▶ _YOUR INSTRUCTIONS_
In the listing that follows, count each line containing the string "include" and report only the count.

▶ _EXERCISE MATERIALS_
· · · · ·

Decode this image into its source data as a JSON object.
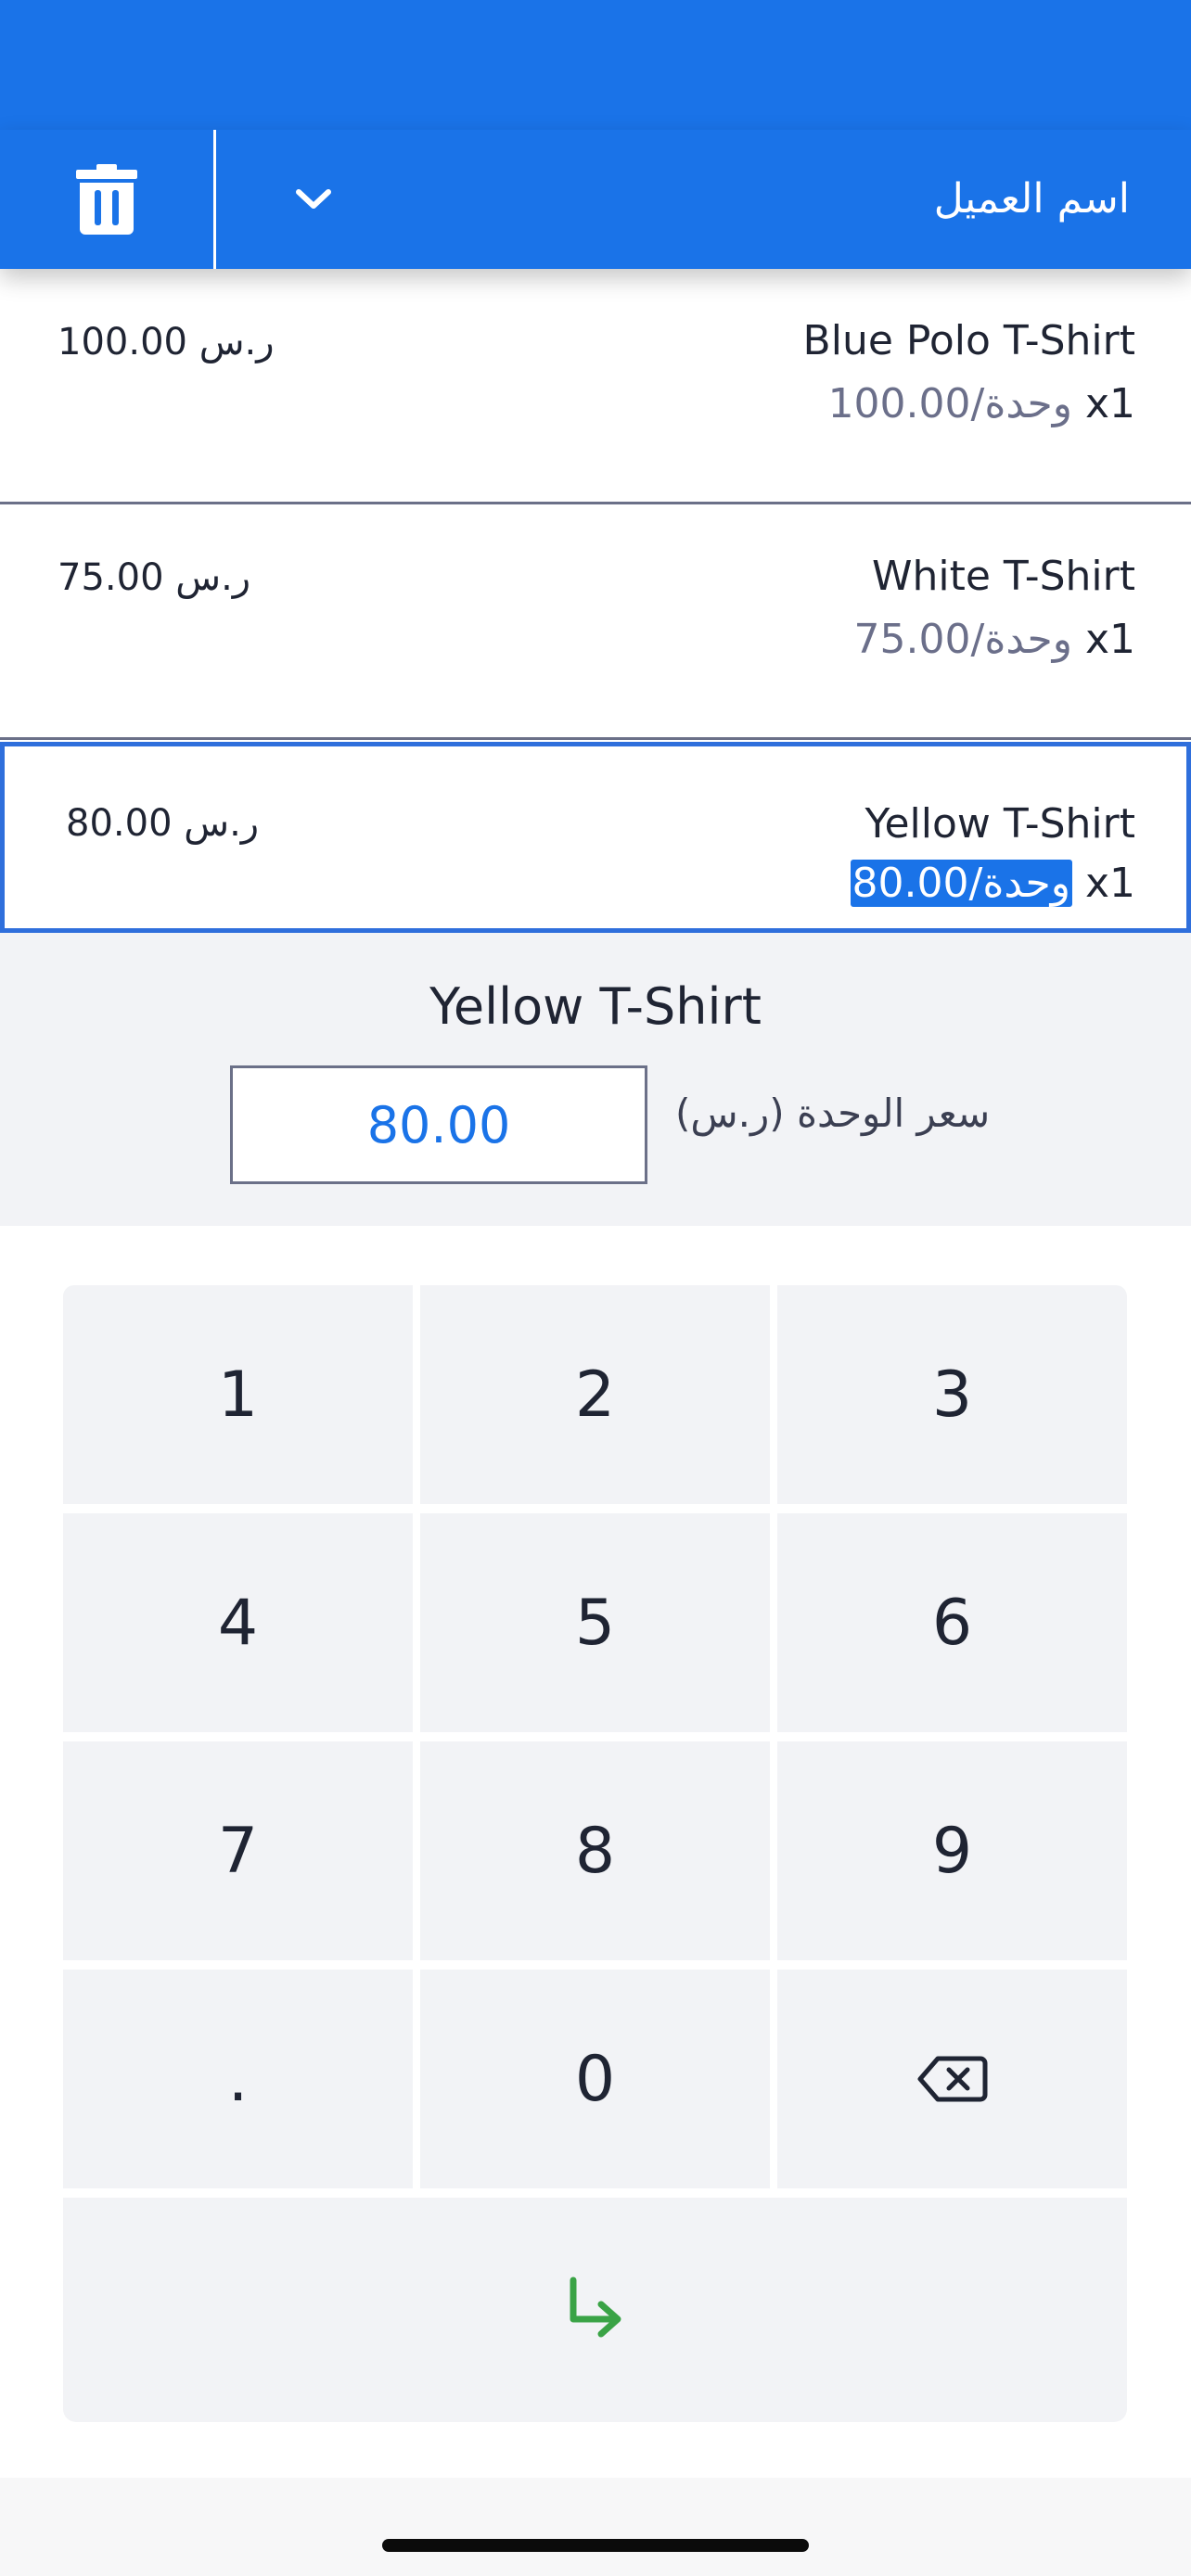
{
  "header": {
    "customer_name_placeholder": "اسم العميل",
    "trash_icon": "trash-icon",
    "dropdown_icon": "chevron-down-icon",
    "accent_color": "#1a73e8"
  },
  "cart": {
    "items": [
      {
        "name": "Blue Polo T-Shirt",
        "qty": "x1",
        "unit_price": "100.00/وحدة",
        "total": "100.00 ر.س"
      },
      {
        "name": "White T-Shirt",
        "qty": "x1",
        "unit_price": "75.00/وحدة",
        "total": "75.00 ر.س"
      },
      {
        "name": "Yellow T-Shirt",
        "qty": "x1",
        "unit_price": "80.00/وحدة",
        "total": "80.00 ر.س",
        "selected": true
      }
    ]
  },
  "editor": {
    "title": "Yellow T-Shirt",
    "price_value": "80.00",
    "price_label": "سعر الوحدة (ر.س)"
  },
  "keypad": {
    "keys": [
      "1",
      "2",
      "3",
      "4",
      "5",
      "6",
      "7",
      "8",
      "9",
      ".",
      "0"
    ],
    "backspace_icon": "backspace-icon",
    "enter_icon": "enter-arrow-icon",
    "enter_color": "#3aa346"
  }
}
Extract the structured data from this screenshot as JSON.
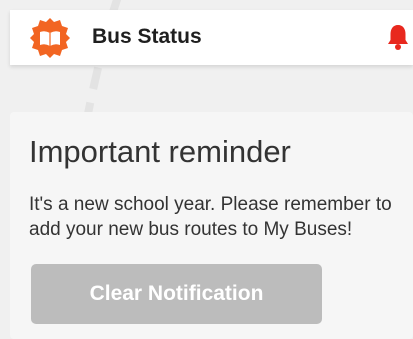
{
  "header": {
    "title": "Bus Status",
    "logo_icon": "open-book-badge-icon",
    "notification_icon": "bell-icon",
    "brand_color": "#f26522",
    "alert_color": "#e8281e"
  },
  "notification": {
    "title": "Important reminder",
    "message": "It's a new school year. Please remember to add your new bus routes to My Buses!",
    "clear_button_label": "Clear Notification",
    "button_state": "disabled",
    "button_color": "#bcbcbc"
  }
}
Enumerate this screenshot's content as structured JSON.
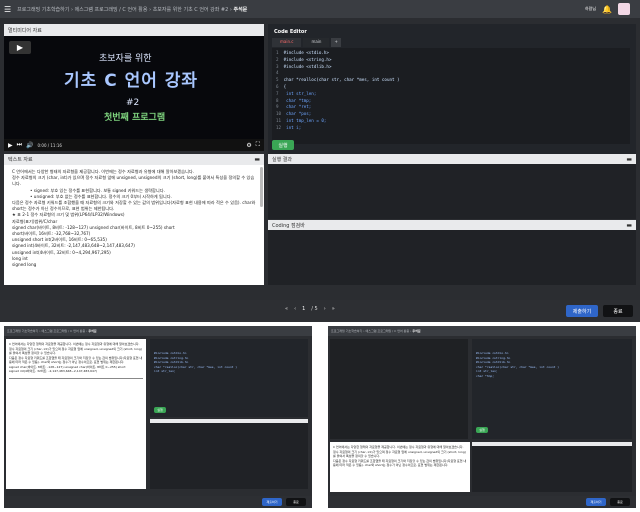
{
  "breadcrumb": {
    "parts": [
      "프로그래밍 기초학습하기",
      "에스그램 프로그래밍 / C 언어 활용",
      "초보자를 위한 기초 C 언어 강좌 #2"
    ],
    "current": "주석문"
  },
  "header": {
    "user_label": "하람님"
  },
  "video": {
    "panel_title": "멀티미디어 자료",
    "intro": "초보자를 위한",
    "title": "기초 C 언어 강좌",
    "number": "#2",
    "subtitle": "첫번째 프로그램",
    "time": "0:00 / 11:16"
  },
  "code_editor": {
    "title": "Code Editor",
    "tabs": [
      "main.c",
      "main"
    ],
    "lines": [
      "#include <stdio.h>",
      "#include <string.h>",
      "#include <stdlib.h>",
      "",
      "char *realloc(char str, char *mes, int count )",
      "{",
      "    int str_len;",
      "    char *tmp;",
      "    char *ret;",
      "    char *pos;",
      "    int tmp_len = 0;",
      "    int i;"
    ],
    "run_label": "실행"
  },
  "text_material": {
    "title": "텍스트 자료",
    "paragraphs": [
      "C 언어에서는 다양한 형태의 자료형을 제공합니다. 이번에는 정수 자료형과 유형에 대해 알아보겠습니다.",
      "정수 자료형의 크기 (char, int)가 있으며 정수 자료형 앞에 unsigned, unsigned의 크기 (short, long)를 붙여서 특성을 정의할 수 있습니다.",
      "• signed: 부호 있는 정수를 표현합니다. 보통 signed 키워드는 생략합니다.",
      "• unsigned: 부호 없는 정수를 표현합니다. 정수의 크기 0부터 시작하게 됩니다.",
      "다음은 정수 자료형 키워드를 조합했을 때 자료형의 크기와 저장할 수 있는 값의 범위입니다(자료형 표현 내용에 따라 적은 수 있음). char와 short는 정수가 아닌 정수이므로, 표현 범위는 제한됩니다.",
      "★ 표 2-1 정수 자료형의 크기 및 범위(LP64/ILP32/Windows)",
      "자료형(표기)범위/C/char",
      "signed char(바이트, 8비트: -128~127) unsigned char(바이트, 8비트 0~255) short",
      "short(바이트, 16비트: -32,768~32,767)",
      "unsigned short int(2바이트, 16비트: 0~65,535)",
      "signed int(4바이트, 32비트: -2,147,483,648~2,147,483,647)",
      "unsigned int(4바이트, 32비트: 0~4,294,967,295)",
      "long int",
      "signed long"
    ]
  },
  "result": {
    "title": "실행 결과"
  },
  "coding_review": {
    "title": "Coding 점검바"
  },
  "pager": {
    "current": "1",
    "total": "/ 5"
  },
  "footer": {
    "submit_label": "제출하기",
    "end_label": "종료"
  },
  "colors": {
    "accent_green": "#3aa655",
    "accent_blue": "#2f66c9",
    "video_title": "#a9c7ff",
    "video_subtitle": "#7ed37e"
  }
}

· · · · ·

▶ _EXERCISE OUTPUT_
3